### DATA FOR REVIEW
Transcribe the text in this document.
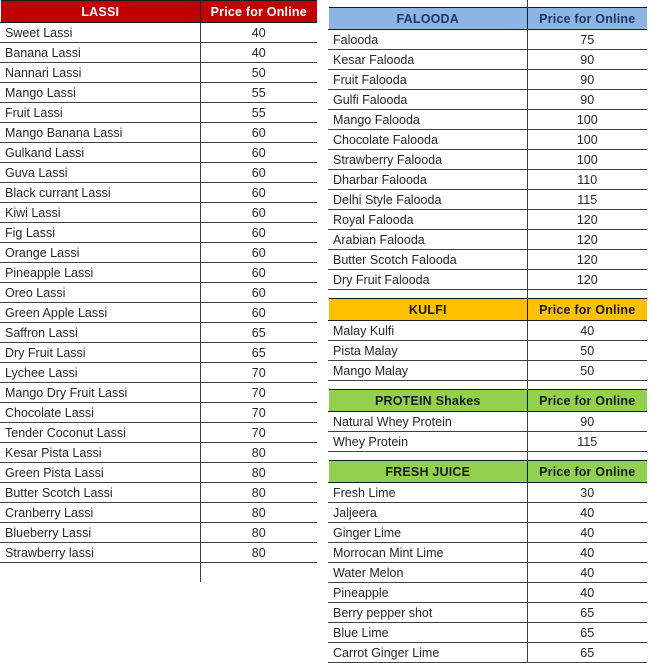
LASSI	Price for Online
Sweet Lassi	40
Banana Lassi	40
Nannari Lassi	50
Mango Lassi	55
Fruit Lassi	55
Mango Banana Lassi	60
Gulkand Lassi	60
Guva Lassi	60
Black currant Lassi	60
Kiwi Lassi	60
Fig Lassi	60
Orange Lassi	60
Pineapple Lassi	60
Oreo Lassi	60
Green Apple Lassi	60
Saffron Lassi	65
Dry Fruit Lassi	65
Lychee Lassi	70
Mango Dry Fruit Lassi	70
Chocolate Lassi	70
Tender Coconut Lassi	70
Kesar Pista Lassi	80
Green Pista Lassi	80
Butter Scotch Lassi	80
Cranberry Lassi	80
Blueberry Lassi	80
Strawberry lassi	80

FALOODA	Price for Online
Falooda	75
Kesar Falooda	90
Fruit Falooda	90
Gulfi Falooda	90
Mango Falooda	100
Chocolate Falooda	100
Strawberry Falooda	100
Dharbar Falooda	110
Delhi Style Falooda	115
Royal Falooda	120
Arabian Falooda	120
Butter Scotch Falooda	120
Dry Fruit Falooda	120

KULFI	Price for Online
Malay Kulfi	40
Pista Malay	50
Mango Malay	50

PROTEIN Shakes	Price for Online
Natural Whey Protein	90
Whey Protein	115

FRESH JUICE	Price for Online
Fresh Lime	30
Jaljeera	40
Ginger Lime	40
Morrocan Mint Lime	40
Water Melon	40
Pineapple	40
Berry pepper shot	65
Blue Lime	65
Carrot Ginger Lime	65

### PROMPT
Using the listing above, show each line holding the string "Kesar".

### WRITTEN RESPONSE
Kesar Pista Lassi	80
Kesar Falooda	90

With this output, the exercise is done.